» Exercise directions
Gather all lines in the records below that include the word "marketing".

************

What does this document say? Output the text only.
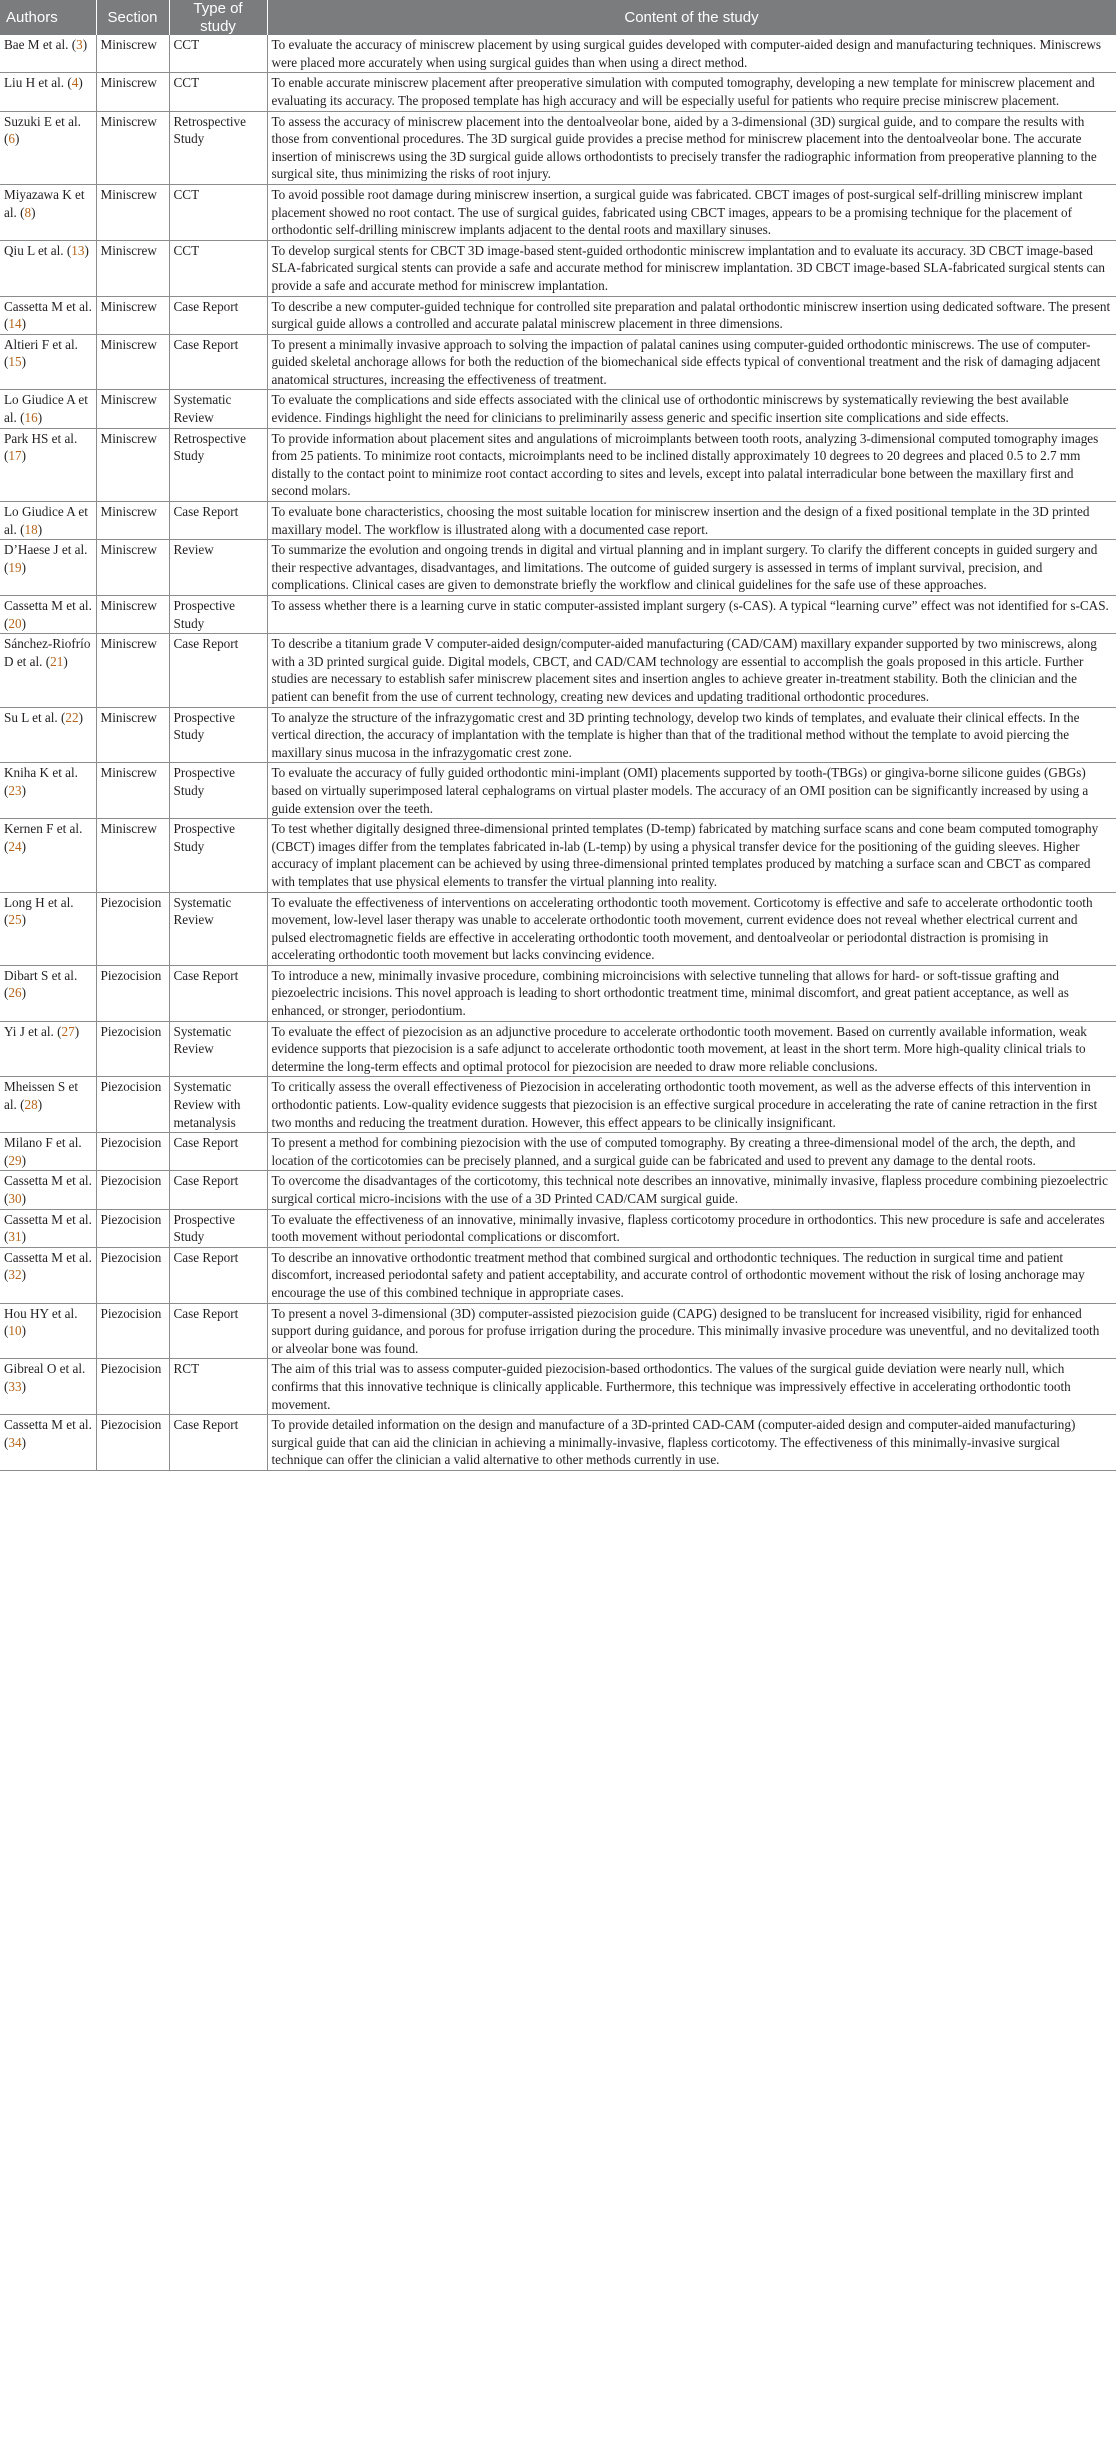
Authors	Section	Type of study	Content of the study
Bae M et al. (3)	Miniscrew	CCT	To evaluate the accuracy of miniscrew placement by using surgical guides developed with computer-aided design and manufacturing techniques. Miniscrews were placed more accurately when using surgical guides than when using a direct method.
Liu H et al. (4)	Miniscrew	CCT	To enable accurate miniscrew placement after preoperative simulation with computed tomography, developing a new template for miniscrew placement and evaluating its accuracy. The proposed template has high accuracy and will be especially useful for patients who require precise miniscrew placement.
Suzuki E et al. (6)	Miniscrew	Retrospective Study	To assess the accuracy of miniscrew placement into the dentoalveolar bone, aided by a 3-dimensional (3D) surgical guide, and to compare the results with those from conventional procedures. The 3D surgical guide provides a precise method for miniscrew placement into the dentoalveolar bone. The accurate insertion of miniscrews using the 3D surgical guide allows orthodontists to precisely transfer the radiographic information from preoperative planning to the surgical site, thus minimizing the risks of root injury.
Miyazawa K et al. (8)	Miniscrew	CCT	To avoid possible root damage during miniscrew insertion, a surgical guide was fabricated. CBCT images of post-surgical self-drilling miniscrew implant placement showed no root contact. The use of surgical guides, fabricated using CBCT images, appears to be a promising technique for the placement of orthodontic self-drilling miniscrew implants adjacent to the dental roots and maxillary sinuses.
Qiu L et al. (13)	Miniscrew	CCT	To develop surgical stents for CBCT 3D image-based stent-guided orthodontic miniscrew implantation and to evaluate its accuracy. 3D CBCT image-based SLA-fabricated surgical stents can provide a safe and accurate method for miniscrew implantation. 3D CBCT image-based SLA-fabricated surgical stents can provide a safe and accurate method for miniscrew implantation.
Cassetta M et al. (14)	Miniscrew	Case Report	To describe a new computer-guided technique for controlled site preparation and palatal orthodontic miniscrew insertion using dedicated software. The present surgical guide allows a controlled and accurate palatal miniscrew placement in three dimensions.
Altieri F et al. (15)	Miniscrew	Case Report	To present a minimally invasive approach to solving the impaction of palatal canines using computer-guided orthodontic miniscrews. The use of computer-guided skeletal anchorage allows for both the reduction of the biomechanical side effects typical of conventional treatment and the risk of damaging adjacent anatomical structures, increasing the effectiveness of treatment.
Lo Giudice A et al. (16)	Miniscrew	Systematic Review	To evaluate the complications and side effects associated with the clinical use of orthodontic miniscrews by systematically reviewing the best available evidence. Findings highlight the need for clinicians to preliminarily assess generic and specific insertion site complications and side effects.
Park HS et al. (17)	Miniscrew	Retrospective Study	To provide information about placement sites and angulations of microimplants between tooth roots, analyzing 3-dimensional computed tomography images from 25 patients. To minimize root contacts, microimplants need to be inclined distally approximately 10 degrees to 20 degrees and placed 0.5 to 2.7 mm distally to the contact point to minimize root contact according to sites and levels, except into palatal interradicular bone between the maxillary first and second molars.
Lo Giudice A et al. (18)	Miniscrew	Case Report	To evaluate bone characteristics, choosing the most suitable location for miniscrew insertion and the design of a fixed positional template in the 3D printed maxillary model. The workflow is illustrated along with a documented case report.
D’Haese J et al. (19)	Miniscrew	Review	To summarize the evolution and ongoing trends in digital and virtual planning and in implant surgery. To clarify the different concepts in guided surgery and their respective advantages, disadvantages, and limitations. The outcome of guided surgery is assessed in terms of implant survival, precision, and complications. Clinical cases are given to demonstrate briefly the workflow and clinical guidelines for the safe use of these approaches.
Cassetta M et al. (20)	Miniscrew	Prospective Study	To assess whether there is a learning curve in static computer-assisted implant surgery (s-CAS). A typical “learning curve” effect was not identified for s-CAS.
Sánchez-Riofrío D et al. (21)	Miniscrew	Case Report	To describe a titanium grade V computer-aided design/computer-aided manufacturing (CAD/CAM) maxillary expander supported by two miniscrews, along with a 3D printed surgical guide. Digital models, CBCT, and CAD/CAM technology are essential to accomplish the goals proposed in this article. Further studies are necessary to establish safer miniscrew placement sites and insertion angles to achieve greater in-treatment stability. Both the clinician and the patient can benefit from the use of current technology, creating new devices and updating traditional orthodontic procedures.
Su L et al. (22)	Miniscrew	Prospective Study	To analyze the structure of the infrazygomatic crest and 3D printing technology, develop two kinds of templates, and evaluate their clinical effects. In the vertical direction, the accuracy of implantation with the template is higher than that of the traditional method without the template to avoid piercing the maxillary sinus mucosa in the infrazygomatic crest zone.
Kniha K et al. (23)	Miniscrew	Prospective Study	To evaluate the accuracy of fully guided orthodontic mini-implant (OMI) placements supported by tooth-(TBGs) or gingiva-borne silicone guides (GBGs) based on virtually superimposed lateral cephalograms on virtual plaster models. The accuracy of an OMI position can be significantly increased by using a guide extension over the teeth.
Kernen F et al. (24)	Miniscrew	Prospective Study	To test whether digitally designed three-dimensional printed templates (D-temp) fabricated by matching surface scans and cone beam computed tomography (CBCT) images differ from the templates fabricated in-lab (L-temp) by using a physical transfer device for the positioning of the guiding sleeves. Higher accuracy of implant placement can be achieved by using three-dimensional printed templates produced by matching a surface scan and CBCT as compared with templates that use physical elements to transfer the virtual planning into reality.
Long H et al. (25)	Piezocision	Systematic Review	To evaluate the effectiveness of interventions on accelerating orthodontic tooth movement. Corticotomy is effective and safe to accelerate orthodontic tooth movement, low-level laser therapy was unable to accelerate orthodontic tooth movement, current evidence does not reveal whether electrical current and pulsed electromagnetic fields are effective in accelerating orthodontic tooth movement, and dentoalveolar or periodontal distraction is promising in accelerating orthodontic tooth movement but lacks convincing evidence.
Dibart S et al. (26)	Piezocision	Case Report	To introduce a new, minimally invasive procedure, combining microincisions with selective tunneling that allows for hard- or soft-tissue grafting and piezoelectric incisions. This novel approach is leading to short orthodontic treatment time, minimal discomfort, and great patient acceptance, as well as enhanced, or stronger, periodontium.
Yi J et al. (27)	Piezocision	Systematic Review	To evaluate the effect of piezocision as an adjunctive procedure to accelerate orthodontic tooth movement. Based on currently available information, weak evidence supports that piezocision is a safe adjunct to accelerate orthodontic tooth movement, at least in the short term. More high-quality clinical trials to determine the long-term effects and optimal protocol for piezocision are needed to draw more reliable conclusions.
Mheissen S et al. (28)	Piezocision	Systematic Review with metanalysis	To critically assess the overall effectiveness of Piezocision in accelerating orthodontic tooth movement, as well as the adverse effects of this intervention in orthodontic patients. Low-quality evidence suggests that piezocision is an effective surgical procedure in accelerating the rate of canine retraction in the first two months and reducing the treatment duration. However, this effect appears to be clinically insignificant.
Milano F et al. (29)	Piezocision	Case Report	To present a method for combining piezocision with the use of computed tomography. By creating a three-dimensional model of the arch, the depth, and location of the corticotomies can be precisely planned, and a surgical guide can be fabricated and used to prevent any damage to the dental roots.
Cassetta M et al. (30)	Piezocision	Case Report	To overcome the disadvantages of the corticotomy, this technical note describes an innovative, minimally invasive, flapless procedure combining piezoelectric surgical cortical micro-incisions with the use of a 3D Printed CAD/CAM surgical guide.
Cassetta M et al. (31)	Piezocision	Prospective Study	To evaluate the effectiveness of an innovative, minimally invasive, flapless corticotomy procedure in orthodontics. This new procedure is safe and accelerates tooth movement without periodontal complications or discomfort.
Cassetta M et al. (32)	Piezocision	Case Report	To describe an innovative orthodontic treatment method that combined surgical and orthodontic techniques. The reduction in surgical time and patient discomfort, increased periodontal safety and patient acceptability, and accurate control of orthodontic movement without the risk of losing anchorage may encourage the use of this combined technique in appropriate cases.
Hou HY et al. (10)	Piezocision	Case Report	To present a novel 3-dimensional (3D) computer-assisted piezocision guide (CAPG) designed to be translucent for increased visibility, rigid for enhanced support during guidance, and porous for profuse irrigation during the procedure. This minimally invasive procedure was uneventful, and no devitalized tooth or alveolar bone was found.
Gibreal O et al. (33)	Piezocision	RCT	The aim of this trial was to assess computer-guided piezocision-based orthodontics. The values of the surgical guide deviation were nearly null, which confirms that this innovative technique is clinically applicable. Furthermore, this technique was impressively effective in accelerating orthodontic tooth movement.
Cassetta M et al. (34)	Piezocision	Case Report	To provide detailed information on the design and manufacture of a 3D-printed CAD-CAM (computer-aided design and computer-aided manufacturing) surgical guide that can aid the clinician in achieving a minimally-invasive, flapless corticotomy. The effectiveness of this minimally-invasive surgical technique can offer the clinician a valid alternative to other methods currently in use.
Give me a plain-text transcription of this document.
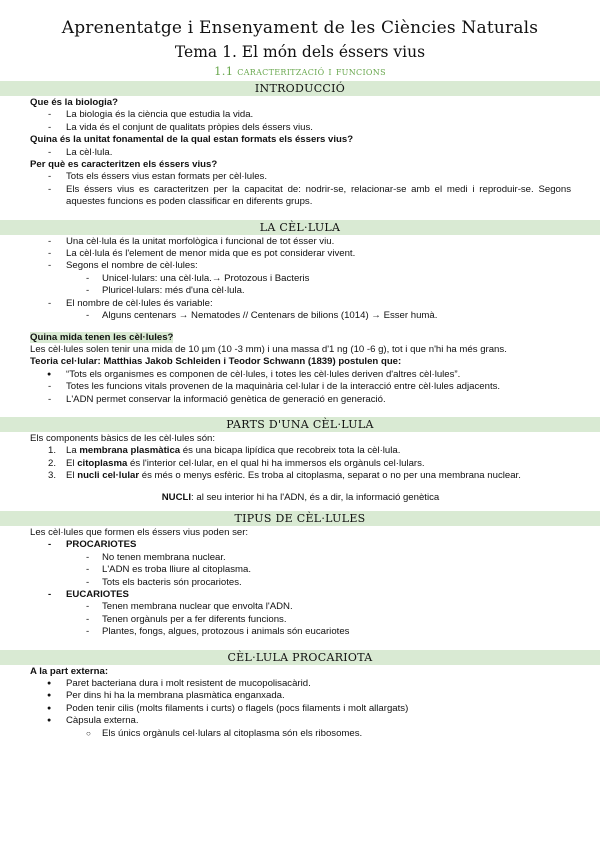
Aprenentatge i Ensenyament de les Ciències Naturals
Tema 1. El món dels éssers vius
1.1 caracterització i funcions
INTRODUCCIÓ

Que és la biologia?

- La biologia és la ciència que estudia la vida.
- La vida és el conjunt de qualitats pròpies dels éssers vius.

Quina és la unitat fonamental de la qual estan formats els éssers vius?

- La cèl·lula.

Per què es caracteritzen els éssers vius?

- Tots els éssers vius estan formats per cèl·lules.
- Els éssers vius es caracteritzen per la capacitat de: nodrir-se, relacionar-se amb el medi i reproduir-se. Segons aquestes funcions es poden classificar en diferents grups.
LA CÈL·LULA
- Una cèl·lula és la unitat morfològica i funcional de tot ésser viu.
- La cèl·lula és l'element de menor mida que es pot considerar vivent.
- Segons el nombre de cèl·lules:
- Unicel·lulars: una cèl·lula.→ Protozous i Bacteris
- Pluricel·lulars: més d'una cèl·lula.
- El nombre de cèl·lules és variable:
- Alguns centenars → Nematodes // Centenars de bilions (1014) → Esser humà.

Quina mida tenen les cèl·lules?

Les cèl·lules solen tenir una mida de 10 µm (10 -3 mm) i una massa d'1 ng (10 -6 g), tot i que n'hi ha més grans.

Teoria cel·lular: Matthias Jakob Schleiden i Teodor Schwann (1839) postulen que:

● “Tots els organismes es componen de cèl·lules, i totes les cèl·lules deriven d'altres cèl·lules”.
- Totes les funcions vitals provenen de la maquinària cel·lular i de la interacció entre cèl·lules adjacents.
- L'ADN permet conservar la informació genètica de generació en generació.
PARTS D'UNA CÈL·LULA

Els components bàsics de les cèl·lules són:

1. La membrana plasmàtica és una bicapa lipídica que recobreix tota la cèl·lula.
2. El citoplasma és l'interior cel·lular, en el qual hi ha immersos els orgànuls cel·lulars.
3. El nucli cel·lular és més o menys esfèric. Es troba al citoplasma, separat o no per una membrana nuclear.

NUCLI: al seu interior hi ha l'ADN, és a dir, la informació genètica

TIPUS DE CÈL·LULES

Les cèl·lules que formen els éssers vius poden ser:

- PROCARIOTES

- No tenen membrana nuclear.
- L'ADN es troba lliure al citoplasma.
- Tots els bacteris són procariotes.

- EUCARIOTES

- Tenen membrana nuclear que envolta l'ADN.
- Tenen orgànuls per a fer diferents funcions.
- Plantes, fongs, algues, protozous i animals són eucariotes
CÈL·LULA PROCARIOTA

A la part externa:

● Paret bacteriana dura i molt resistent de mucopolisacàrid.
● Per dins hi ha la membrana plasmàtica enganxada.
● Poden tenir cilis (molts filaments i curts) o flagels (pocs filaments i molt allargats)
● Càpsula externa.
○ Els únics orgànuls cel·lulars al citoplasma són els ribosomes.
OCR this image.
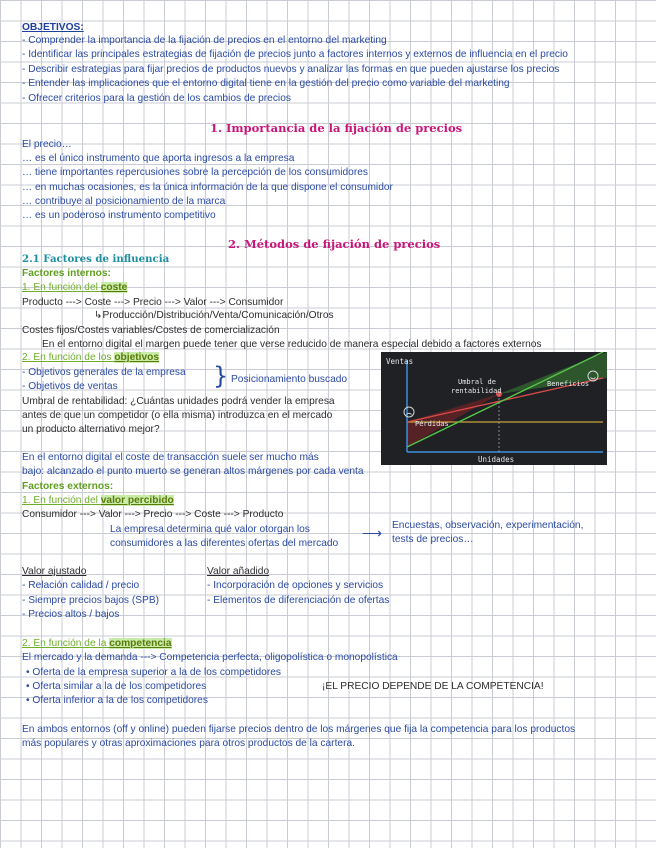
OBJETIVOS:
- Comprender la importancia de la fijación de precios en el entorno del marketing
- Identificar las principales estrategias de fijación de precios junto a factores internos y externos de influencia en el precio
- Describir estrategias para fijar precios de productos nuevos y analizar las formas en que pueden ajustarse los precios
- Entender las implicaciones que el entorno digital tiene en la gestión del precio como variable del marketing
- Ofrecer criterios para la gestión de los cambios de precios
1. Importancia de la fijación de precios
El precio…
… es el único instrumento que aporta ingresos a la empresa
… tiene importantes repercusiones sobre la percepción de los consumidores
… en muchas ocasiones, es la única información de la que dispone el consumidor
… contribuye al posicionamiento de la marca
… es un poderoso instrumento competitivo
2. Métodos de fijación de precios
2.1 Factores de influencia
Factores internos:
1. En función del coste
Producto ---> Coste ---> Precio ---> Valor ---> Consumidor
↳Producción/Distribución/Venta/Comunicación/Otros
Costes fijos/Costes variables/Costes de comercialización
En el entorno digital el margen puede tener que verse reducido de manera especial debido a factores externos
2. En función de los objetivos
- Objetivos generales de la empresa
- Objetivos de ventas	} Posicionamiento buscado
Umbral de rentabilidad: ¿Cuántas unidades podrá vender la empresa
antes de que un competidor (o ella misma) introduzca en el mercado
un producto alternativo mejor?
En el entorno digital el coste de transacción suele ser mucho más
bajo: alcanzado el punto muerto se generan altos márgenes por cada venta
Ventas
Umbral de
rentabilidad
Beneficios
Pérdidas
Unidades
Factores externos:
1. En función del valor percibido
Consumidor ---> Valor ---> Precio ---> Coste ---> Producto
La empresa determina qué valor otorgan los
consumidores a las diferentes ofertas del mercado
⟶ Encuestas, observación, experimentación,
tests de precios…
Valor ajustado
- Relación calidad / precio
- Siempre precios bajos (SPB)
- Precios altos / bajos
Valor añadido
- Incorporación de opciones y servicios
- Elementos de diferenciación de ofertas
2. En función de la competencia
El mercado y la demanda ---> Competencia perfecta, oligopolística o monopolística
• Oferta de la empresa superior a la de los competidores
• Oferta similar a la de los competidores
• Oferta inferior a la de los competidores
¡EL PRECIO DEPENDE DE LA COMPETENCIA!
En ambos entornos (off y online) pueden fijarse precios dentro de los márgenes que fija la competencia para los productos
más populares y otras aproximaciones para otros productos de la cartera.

************

» Answer for the task
- Comprender la importancia de la fijación de precios en el entorno del marketing
- Entender las implicaciones que el entorno digital tiene en la gestión del precio como variable del marketing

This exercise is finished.